* Start MATERIALS PROVIDED *

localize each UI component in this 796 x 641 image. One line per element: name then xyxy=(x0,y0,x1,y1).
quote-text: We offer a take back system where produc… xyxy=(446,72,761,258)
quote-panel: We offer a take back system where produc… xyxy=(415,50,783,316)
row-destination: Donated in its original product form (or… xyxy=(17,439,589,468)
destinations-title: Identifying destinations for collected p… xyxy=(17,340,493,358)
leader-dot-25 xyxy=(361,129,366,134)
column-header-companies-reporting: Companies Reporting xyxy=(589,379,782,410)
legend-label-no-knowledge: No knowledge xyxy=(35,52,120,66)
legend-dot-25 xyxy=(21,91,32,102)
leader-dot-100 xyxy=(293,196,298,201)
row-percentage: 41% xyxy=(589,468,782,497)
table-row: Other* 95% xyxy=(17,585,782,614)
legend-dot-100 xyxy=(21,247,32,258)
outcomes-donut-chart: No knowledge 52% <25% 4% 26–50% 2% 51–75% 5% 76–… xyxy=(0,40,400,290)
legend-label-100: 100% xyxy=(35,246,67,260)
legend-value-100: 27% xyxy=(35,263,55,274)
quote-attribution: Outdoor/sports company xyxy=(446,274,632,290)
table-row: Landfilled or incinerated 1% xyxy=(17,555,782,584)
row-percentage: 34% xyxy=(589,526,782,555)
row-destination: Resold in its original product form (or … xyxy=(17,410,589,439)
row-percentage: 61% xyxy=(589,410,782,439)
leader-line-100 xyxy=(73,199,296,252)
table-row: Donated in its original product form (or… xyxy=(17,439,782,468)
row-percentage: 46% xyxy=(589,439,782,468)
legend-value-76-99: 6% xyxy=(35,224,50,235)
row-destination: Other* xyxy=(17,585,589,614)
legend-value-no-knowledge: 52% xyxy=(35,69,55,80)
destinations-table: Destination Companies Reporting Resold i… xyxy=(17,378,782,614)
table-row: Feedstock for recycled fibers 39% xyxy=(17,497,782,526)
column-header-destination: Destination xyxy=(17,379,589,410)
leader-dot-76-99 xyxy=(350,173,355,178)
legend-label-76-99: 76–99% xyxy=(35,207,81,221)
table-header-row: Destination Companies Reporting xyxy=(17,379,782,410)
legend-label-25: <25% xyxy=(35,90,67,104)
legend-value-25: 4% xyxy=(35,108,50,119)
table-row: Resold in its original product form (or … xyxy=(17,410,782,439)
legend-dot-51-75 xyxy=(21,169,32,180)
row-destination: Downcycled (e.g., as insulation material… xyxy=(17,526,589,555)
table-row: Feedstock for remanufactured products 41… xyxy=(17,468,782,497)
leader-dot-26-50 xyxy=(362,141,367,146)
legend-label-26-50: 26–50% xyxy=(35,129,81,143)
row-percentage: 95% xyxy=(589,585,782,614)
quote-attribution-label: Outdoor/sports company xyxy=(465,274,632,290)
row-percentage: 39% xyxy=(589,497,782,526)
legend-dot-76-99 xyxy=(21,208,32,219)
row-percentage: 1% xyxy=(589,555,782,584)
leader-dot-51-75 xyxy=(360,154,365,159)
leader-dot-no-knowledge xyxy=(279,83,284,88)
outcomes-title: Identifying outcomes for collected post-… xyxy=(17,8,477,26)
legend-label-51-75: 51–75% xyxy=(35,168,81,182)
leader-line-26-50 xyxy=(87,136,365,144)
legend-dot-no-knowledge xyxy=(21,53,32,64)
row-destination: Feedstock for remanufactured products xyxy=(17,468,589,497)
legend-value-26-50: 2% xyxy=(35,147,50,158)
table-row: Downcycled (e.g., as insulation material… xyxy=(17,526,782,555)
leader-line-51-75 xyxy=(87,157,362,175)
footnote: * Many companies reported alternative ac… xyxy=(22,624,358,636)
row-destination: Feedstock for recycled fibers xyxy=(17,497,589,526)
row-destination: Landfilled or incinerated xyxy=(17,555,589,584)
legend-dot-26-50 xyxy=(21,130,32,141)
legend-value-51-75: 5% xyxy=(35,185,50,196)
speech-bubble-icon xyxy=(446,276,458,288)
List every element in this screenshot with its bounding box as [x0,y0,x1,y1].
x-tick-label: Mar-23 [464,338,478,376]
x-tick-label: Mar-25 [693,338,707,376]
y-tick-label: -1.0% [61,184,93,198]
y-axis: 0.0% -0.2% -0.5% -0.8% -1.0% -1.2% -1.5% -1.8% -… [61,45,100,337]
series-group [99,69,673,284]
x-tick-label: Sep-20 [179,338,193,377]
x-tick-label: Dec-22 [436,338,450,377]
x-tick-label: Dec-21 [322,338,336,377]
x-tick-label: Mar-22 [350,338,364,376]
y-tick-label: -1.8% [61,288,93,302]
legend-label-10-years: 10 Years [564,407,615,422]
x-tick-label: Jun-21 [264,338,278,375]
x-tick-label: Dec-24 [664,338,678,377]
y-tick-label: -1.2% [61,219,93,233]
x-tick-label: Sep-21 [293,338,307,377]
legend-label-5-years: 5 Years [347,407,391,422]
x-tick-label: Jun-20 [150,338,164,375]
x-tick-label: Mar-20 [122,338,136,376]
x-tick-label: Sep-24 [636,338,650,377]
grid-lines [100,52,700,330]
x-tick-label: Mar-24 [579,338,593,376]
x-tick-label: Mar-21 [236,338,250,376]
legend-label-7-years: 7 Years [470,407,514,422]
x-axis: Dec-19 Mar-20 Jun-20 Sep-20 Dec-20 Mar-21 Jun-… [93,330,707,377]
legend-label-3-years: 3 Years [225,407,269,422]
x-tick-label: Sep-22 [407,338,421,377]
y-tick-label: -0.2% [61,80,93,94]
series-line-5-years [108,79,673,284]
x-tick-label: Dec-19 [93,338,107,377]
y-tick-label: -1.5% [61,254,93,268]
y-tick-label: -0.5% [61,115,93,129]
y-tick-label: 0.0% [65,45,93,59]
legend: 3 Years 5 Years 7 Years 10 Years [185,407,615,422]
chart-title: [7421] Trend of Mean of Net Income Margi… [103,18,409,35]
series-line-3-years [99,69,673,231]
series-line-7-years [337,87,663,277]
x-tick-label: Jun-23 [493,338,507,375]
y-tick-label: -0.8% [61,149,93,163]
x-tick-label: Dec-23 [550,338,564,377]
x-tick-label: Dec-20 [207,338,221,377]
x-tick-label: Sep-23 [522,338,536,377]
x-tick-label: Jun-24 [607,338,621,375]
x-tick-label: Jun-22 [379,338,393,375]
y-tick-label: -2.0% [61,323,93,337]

* End MATERIALS PROVIDED *

_TASK PROMPT_: From the data above, keep only the lines that contain the string "this", and copy each of them in full.

_WRITTEN REPLY_:
localize each UI component in this 796 x 641 image. One line per element: name then xyxy=(x0,y0,x1,y1).
List every element in this screenshot with its bounding box as [x0,y0,x1,y1].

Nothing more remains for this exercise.